* DIRECTIONS FOR THIS TASK *
Each record needs to be echoed exactly; can you do that?
··· TASK INPUTS ···
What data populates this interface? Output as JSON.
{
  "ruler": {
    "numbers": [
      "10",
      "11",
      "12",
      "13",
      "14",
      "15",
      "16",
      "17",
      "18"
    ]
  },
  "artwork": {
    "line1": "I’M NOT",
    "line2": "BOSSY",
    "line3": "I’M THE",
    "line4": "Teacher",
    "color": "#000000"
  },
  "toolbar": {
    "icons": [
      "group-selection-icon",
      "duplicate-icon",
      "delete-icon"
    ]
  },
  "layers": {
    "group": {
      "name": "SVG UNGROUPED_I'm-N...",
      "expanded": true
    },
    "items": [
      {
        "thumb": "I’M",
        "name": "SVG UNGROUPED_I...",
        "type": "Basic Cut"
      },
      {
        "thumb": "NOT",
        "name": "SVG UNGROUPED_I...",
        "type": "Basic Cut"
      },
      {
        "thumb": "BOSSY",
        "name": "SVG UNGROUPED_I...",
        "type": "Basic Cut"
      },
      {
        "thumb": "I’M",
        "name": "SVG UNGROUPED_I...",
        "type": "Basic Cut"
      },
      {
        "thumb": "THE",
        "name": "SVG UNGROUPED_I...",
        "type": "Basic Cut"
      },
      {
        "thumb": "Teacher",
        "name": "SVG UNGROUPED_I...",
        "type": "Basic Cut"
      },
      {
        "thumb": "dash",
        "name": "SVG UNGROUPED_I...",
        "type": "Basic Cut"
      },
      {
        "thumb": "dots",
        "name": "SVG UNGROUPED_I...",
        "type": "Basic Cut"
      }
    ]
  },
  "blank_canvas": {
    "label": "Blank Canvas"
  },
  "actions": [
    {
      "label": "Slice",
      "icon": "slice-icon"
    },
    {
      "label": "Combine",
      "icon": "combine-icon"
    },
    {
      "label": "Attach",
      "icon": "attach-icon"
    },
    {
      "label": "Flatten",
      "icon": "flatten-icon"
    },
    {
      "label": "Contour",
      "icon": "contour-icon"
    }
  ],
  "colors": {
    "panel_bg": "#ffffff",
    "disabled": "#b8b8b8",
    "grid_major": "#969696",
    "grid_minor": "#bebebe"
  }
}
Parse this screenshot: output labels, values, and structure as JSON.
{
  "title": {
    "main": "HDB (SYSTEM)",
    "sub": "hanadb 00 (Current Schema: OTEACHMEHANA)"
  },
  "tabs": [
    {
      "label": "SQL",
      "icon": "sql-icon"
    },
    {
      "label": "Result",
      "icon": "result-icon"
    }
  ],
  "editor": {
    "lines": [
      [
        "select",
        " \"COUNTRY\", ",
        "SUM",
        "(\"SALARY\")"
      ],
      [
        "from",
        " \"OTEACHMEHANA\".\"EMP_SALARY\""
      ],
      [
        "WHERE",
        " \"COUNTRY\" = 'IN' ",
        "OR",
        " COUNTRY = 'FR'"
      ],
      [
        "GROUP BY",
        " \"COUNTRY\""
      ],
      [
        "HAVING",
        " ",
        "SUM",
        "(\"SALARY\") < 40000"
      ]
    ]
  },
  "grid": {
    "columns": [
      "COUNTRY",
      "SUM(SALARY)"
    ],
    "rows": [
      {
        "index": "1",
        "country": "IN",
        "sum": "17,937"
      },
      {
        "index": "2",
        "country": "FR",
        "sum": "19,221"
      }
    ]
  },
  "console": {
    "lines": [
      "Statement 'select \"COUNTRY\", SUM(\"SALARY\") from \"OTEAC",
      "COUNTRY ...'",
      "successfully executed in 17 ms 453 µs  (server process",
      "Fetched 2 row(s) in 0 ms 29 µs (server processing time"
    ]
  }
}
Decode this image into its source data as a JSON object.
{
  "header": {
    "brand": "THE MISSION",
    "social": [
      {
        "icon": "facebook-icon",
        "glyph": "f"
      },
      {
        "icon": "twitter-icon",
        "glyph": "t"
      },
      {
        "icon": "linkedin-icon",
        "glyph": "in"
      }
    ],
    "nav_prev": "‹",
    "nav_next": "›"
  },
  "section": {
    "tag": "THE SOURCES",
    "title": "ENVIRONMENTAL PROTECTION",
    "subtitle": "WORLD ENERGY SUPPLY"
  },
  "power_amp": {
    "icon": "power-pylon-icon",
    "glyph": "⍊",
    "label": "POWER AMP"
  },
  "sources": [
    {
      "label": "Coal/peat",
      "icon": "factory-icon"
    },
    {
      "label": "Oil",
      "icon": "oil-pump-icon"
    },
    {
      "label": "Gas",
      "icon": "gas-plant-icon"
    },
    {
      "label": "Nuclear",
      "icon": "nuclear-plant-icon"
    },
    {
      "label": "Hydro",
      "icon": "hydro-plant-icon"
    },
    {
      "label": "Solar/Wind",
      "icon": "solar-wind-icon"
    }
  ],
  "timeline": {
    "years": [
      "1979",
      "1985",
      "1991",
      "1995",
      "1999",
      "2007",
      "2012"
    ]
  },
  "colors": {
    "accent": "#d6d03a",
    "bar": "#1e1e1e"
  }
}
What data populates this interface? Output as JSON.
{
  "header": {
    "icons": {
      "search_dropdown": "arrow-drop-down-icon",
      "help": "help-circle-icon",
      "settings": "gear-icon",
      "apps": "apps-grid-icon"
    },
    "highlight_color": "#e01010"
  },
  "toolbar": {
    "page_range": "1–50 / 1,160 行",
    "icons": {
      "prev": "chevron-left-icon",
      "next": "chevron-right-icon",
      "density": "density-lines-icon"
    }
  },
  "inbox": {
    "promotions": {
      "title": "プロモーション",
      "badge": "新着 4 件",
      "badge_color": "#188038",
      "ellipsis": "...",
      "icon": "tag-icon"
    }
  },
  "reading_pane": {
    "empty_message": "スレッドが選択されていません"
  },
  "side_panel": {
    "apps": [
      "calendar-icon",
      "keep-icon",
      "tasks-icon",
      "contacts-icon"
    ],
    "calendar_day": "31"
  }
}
···
* EXERCISE SOLUTION *
What data populates this interface? Output as JSON.
{
  "ruler": {
    "numbers": [
      "10",
      "11",
      "12",
      "13",
      "14",
      "15",
      "16",
      "17",
      "18"
    ]
  },
  "artwork": {
    "line1": "I’M NOT",
    "line2": "BOSSY",
    "line3": "I’M THE",
    "line4": "Teacher",
    "color": "#000000"
  },
  "toolbar": {
    "icons": [
      "group-selection-icon",
      "duplicate-icon",
      "delete-icon"
    ]
  },
  "layers": {
    "group": {
      "name": "SVG UNGROUPED_I'm-N...",
      "expanded": true
    },
    "items": [
      {
        "thumb": "I’M",
        "name": "SVG UNGROUPED_I...",
        "type": "Basic Cut"
      },
      {
        "thumb": "NOT",
        "name": "SVG UNGROUPED_I...",
        "type": "Basic Cut"
      },
      {
        "thumb": "BOSSY",
        "name": "SVG UNGROUPED_I...",
        "type": "Basic Cut"
      },
      {
        "thumb": "I’M",
        "name": "SVG UNGROUPED_I...",
        "type": "Basic Cut"
      },
      {
        "thumb": "THE",
        "name": "SVG UNGROUPED_I...",
        "type": "Basic Cut"
      },
      {
        "thumb": "Teacher",
        "name": "SVG UNGROUPED_I...",
        "type": "Basic Cut"
      },
      {
        "thumb": "dash",
        "name": "SVG UNGROUPED_I...",
        "type": "Basic Cut"
      },
      {
        "thumb": "dots",
        "name": "SVG UNGROUPED_I...",
        "type": "Basic Cut"
      }
    ]
  },
  "blank_canvas": {
    "label": "Blank Canvas"
  },
  "actions": [
    {
      "label": "Slice",
      "icon": "slice-icon"
    },
    {
      "label": "Combine",
      "icon": "combine-icon"
    },
    {
      "label": "Attach",
      "icon": "attach-icon"
    },
    {
      "label": "Flatten",
      "icon": "flatten-icon"
    },
    {
      "label": "Contour",
      "icon": "contour-icon"
    }
  ],
  "colors": {
    "panel_bg": "#ffffff",
    "disabled": "#b8b8b8",
    "grid_major": "#969696",
    "grid_minor": "#bebebe"
  }
}
Parse this screenshot: output labels, values, and structure as JSON.
{
  "title": {
    "main": "HDB (SYSTEM)",
    "sub": "hanadb 00 (Current Schema: OTEACHMEHANA)"
  },
  "tabs": [
    {
      "label": "SQL",
      "icon": "sql-icon"
    },
    {
      "label": "Result",
      "icon": "result-icon"
    }
  ],
  "editor": {
    "lines": [
      [
        "select",
        " \"COUNTRY\", ",
        "SUM",
        "(\"SALARY\")"
      ],
      [
        "from",
        " \"OTEACHMEHANA\".\"EMP_SALARY\""
      ],
      [
        "WHERE",
        " \"COUNTRY\" = 'IN' ",
        "OR",
        " COUNTRY = 'FR'"
      ],
      [
        "GROUP BY",
        " \"COUNTRY\""
      ],
      [
        "HAVING",
        " ",
        "SUM",
        "(\"SALARY\") < 40000"
      ]
    ]
  },
  "grid": {
    "columns": [
      "COUNTRY",
      "SUM(SALARY)"
    ],
    "rows": [
      {
        "index": "1",
        "country": "IN",
        "sum": "17,937"
      },
      {
        "index": "2",
        "country": "FR",
        "sum": "19,221"
      }
    ]
  },
  "console": {
    "lines": [
      "Statement 'select \"COUNTRY\", SUM(\"SALARY\") from \"OTEAC",
      "COUNTRY ...'",
      "successfully executed in 17 ms 453 µs  (server process",
      "Fetched 2 row(s) in 0 ms 29 µs (server processing time"
    ]
  }
}
Decode this image into its source data as a JSON object.
{
  "header": {
    "brand": "THE MISSION",
    "social": [
      {
        "icon": "facebook-icon",
        "glyph": "f"
      },
      {
        "icon": "twitter-icon",
        "glyph": "t"
      },
      {
        "icon": "linkedin-icon",
        "glyph": "in"
      }
    ],
    "nav_prev": "‹",
    "nav_next": "›"
  },
  "section": {
    "tag": "THE SOURCES",
    "title": "ENVIRONMENTAL PROTECTION",
    "subtitle": "WORLD ENERGY SUPPLY"
  },
  "power_amp": {
    "icon": "power-pylon-icon",
    "glyph": "⍊",
    "label": "POWER AMP"
  },
  "sources": [
    {
      "label": "Coal/peat",
      "icon": "factory-icon"
    },
    {
      "label": "Oil",
      "icon": "oil-pump-icon"
    },
    {
      "label": "Gas",
      "icon": "gas-plant-icon"
    },
    {
      "label": "Nuclear",
      "icon": "nuclear-plant-icon"
    },
    {
      "label": "Hydro",
      "icon": "hydro-plant-icon"
    },
    {
      "label": "Solar/Wind",
      "icon": "solar-wind-icon"
    }
  ],
  "timeline": {
    "years": [
      "1979",
      "1985",
      "1991",
      "1995",
      "1999",
      "2007",
      "2012"
    ]
  },
  "colors": {
    "accent": "#d6d03a",
    "bar": "#1e1e1e"
  }
}
What data populates this interface? Output as JSON.
{
  "header": {
    "icons": {
      "search_dropdown": "arrow-drop-down-icon",
      "help": "help-circle-icon",
      "settings": "gear-icon",
      "apps": "apps-grid-icon"
    },
    "highlight_color": "#e01010"
  },
  "toolbar": {
    "page_range": "1–50 / 1,160 行",
    "icons": {
      "prev": "chevron-left-icon",
      "next": "chevron-right-icon",
      "density": "density-lines-icon"
    }
  },
  "inbox": {
    "promotions": {
      "title": "プロモーション",
      "badge": "新着 4 件",
      "badge_color": "#188038",
      "ellipsis": "...",
      "icon": "tag-icon"
    }
  },
  "reading_pane": {
    "empty_message": "スレッドが選択されていません"
  },
  "side_panel": {
    "apps": [
      "calendar-icon",
      "keep-icon",
      "tasks-icon",
      "contacts-icon"
    ],
    "calendar_day": "31"
  }
}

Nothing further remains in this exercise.